AIM
Extract the data exactly, missing nothing.
— begin DATASET EXCERPTS —
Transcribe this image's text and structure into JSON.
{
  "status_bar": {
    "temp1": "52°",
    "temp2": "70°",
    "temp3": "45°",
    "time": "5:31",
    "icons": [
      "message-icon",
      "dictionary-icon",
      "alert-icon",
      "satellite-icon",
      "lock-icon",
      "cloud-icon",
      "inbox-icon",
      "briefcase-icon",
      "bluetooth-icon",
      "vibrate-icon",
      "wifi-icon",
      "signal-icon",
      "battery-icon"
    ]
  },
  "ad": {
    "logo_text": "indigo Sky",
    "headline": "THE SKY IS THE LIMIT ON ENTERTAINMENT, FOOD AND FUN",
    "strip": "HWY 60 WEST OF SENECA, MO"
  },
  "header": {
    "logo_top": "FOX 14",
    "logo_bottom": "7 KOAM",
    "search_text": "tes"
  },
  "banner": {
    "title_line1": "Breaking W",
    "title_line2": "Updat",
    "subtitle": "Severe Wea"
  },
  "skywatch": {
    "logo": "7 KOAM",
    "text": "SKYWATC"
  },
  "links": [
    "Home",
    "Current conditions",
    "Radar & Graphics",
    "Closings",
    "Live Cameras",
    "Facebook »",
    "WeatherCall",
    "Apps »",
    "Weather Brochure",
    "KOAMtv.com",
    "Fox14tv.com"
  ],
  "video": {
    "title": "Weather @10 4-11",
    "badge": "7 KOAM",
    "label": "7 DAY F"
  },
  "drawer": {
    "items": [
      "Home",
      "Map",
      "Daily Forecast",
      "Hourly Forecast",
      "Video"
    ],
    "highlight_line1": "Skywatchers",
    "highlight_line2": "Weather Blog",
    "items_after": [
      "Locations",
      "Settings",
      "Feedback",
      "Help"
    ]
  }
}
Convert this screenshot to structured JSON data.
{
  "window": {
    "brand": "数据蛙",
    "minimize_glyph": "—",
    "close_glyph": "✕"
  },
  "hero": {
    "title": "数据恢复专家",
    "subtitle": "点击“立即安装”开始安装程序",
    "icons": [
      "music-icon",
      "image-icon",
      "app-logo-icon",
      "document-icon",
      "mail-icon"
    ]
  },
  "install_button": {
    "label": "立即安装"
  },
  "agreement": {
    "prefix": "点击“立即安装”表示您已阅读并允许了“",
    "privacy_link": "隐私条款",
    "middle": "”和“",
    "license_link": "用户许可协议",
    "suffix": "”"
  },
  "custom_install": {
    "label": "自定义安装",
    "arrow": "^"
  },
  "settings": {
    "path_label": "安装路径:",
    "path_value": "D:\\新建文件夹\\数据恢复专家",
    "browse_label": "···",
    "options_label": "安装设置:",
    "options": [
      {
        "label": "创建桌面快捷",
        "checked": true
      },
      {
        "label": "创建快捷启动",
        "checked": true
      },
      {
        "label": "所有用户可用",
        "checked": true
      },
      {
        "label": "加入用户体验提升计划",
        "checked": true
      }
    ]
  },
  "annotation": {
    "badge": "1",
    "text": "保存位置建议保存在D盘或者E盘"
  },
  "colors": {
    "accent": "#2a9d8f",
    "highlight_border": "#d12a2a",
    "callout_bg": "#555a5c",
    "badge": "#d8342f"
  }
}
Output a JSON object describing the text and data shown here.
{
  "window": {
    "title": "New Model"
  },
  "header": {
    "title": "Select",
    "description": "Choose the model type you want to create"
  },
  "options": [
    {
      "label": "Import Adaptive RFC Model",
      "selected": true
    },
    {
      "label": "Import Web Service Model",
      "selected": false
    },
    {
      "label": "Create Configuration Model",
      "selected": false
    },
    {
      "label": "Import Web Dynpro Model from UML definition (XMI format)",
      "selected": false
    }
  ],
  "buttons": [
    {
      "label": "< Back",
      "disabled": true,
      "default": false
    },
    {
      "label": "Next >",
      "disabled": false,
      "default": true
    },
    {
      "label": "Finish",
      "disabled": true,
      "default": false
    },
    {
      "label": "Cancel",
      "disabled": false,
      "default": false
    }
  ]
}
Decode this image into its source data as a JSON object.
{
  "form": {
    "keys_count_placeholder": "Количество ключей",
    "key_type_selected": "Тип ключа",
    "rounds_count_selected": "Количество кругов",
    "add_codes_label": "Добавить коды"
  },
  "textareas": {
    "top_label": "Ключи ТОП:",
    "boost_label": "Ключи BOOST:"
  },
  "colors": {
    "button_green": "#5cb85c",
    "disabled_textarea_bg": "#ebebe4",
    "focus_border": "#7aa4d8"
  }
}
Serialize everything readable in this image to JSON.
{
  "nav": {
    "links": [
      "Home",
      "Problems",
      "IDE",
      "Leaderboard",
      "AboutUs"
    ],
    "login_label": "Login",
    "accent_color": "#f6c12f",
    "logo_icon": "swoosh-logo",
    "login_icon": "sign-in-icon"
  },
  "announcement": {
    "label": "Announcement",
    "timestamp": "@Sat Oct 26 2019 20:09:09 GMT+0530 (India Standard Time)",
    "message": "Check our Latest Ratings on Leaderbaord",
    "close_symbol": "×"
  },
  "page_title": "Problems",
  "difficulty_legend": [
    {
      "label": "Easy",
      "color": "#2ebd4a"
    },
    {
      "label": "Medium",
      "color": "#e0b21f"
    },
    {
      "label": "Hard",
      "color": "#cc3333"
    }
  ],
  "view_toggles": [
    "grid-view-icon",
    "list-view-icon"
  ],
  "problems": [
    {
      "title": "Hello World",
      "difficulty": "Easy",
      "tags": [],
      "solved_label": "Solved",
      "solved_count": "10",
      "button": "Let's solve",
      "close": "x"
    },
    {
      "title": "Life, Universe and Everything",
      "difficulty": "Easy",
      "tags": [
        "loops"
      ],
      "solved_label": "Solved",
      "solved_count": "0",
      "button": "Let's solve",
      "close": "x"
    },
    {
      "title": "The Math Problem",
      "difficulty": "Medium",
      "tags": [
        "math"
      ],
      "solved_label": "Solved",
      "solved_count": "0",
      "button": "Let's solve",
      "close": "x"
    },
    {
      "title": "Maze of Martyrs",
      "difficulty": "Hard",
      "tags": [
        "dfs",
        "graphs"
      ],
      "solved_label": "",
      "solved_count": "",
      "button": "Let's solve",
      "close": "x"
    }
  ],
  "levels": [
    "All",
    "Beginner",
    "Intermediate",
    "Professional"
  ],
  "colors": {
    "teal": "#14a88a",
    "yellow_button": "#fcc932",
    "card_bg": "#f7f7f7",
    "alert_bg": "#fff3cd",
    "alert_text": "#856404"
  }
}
— end DATASET EXCERPTS —
FINAL RESULT
Transcribe this image's text and structure into JSON.
{
  "status_bar": {
    "temp1": "52°",
    "temp2": "70°",
    "temp3": "45°",
    "time": "5:31",
    "icons": [
      "message-icon",
      "dictionary-icon",
      "alert-icon",
      "satellite-icon",
      "lock-icon",
      "cloud-icon",
      "inbox-icon",
      "briefcase-icon",
      "bluetooth-icon",
      "vibrate-icon",
      "wifi-icon",
      "signal-icon",
      "battery-icon"
    ]
  },
  "ad": {
    "logo_text": "indigo Sky",
    "headline": "THE SKY IS THE LIMIT ON ENTERTAINMENT, FOOD AND FUN",
    "strip": "HWY 60 WEST OF SENECA, MO"
  },
  "header": {
    "logo_top": "FOX 14",
    "logo_bottom": "7 KOAM",
    "search_text": "tes"
  },
  "banner": {
    "title_line1": "Breaking W",
    "title_line2": "Updat",
    "subtitle": "Severe Wea"
  },
  "skywatch": {
    "logo": "7 KOAM",
    "text": "SKYWATC"
  },
  "links": [
    "Home",
    "Current conditions",
    "Radar & Graphics",
    "Closings",
    "Live Cameras",
    "Facebook »",
    "WeatherCall",
    "Apps »",
    "Weather Brochure",
    "KOAMtv.com",
    "Fox14tv.com"
  ],
  "video": {
    "title": "Weather @10 4-11",
    "badge": "7 KOAM",
    "label": "7 DAY F"
  },
  "drawer": {
    "items": [
      "Home",
      "Map",
      "Daily Forecast",
      "Hourly Forecast",
      "Video"
    ],
    "highlight_line1": "Skywatchers",
    "highlight_line2": "Weather Blog",
    "items_after": [
      "Locations",
      "Settings",
      "Feedback",
      "Help"
    ]
  }
}
Convert this screenshot to structured JSON data.
{
  "window": {
    "brand": "数据蛙",
    "minimize_glyph": "—",
    "close_glyph": "✕"
  },
  "hero": {
    "title": "数据恢复专家",
    "subtitle": "点击“立即安装”开始安装程序",
    "icons": [
      "music-icon",
      "image-icon",
      "app-logo-icon",
      "document-icon",
      "mail-icon"
    ]
  },
  "install_button": {
    "label": "立即安装"
  },
  "agreement": {
    "prefix": "点击“立即安装”表示您已阅读并允许了“",
    "privacy_link": "隐私条款",
    "middle": "”和“",
    "license_link": "用户许可协议",
    "suffix": "”"
  },
  "custom_install": {
    "label": "自定义安装",
    "arrow": "^"
  },
  "settings": {
    "path_label": "安装路径:",
    "path_value": "D:\\新建文件夹\\数据恢复专家",
    "browse_label": "···",
    "options_label": "安装设置:",
    "options": [
      {
        "label": "创建桌面快捷",
        "checked": true
      },
      {
        "label": "创建快捷启动",
        "checked": true
      },
      {
        "label": "所有用户可用",
        "checked": true
      },
      {
        "label": "加入用户体验提升计划",
        "checked": true
      }
    ]
  },
  "annotation": {
    "badge": "1",
    "text": "保存位置建议保存在D盘或者E盘"
  },
  "colors": {
    "accent": "#2a9d8f",
    "highlight_border": "#d12a2a",
    "callout_bg": "#555a5c",
    "badge": "#d8342f"
  }
}
Output a JSON object describing the text and data shown here.
{
  "window": {
    "title": "New Model"
  },
  "header": {
    "title": "Select",
    "description": "Choose the model type you want to create"
  },
  "options": [
    {
      "label": "Import Adaptive RFC Model",
      "selected": true
    },
    {
      "label": "Import Web Service Model",
      "selected": false
    },
    {
      "label": "Create Configuration Model",
      "selected": false
    },
    {
      "label": "Import Web Dynpro Model from UML definition (XMI format)",
      "selected": false
    }
  ],
  "buttons": [
    {
      "label": "< Back",
      "disabled": true,
      "default": false
    },
    {
      "label": "Next >",
      "disabled": false,
      "default": true
    },
    {
      "label": "Finish",
      "disabled": true,
      "default": false
    },
    {
      "label": "Cancel",
      "disabled": false,
      "default": false
    }
  ]
}
Decode this image into its source data as a JSON object.
{
  "form": {
    "keys_count_placeholder": "Количество ключей",
    "key_type_selected": "Тип ключа",
    "rounds_count_selected": "Количество кругов",
    "add_codes_label": "Добавить коды"
  },
  "textareas": {
    "top_label": "Ключи ТОП:",
    "boost_label": "Ключи BOOST:"
  },
  "colors": {
    "button_green": "#5cb85c",
    "disabled_textarea_bg": "#ebebe4",
    "focus_border": "#7aa4d8"
  }
}
Serialize everything readable in this image to JSON.
{
  "nav": {
    "links": [
      "Home",
      "Problems",
      "IDE",
      "Leaderboard",
      "AboutUs"
    ],
    "login_label": "Login",
    "accent_color": "#f6c12f",
    "logo_icon": "swoosh-logo",
    "login_icon": "sign-in-icon"
  },
  "announcement": {
    "label": "Announcement",
    "timestamp": "@Sat Oct 26 2019 20:09:09 GMT+0530 (India Standard Time)",
    "message": "Check our Latest Ratings on Leaderbaord",
    "close_symbol": "×"
  },
  "page_title": "Problems",
  "difficulty_legend": [
    {
      "label": "Easy",
      "color": "#2ebd4a"
    },
    {
      "label": "Medium",
      "color": "#e0b21f"
    },
    {
      "label": "Hard",
      "color": "#cc3333"
    }
  ],
  "view_toggles": [
    "grid-view-icon",
    "list-view-icon"
  ],
  "problems": [
    {
      "title": "Hello World",
      "difficulty": "Easy",
      "tags": [],
      "solved_label": "Solved",
      "solved_count": "10",
      "button": "Let's solve",
      "close": "x"
    },
    {
      "title": "Life, Universe and Everything",
      "difficulty": "Easy",
      "tags": [
        "loops"
      ],
      "solved_label": "Solved",
      "solved_count": "0",
      "button": "Let's solve",
      "close": "x"
    },
    {
      "title": "The Math Problem",
      "difficulty": "Medium",
      "tags": [
        "math"
      ],
      "solved_label": "Solved",
      "solved_count": "0",
      "button": "Let's solve",
      "close": "x"
    },
    {
      "title": "Maze of Martyrs",
      "difficulty": "Hard",
      "tags": [
        "dfs",
        "graphs"
      ],
      "solved_label": "",
      "solved_count": "",
      "button": "Let's solve",
      "close": "x"
    }
  ],
  "levels": [
    "All",
    "Beginner",
    "Intermediate",
    "Professional"
  ],
  "colors": {
    "teal": "#14a88a",
    "yellow_button": "#fcc932",
    "card_bg": "#f7f7f7",
    "alert_bg": "#fff3cd",
    "alert_text": "#856404"
  }
}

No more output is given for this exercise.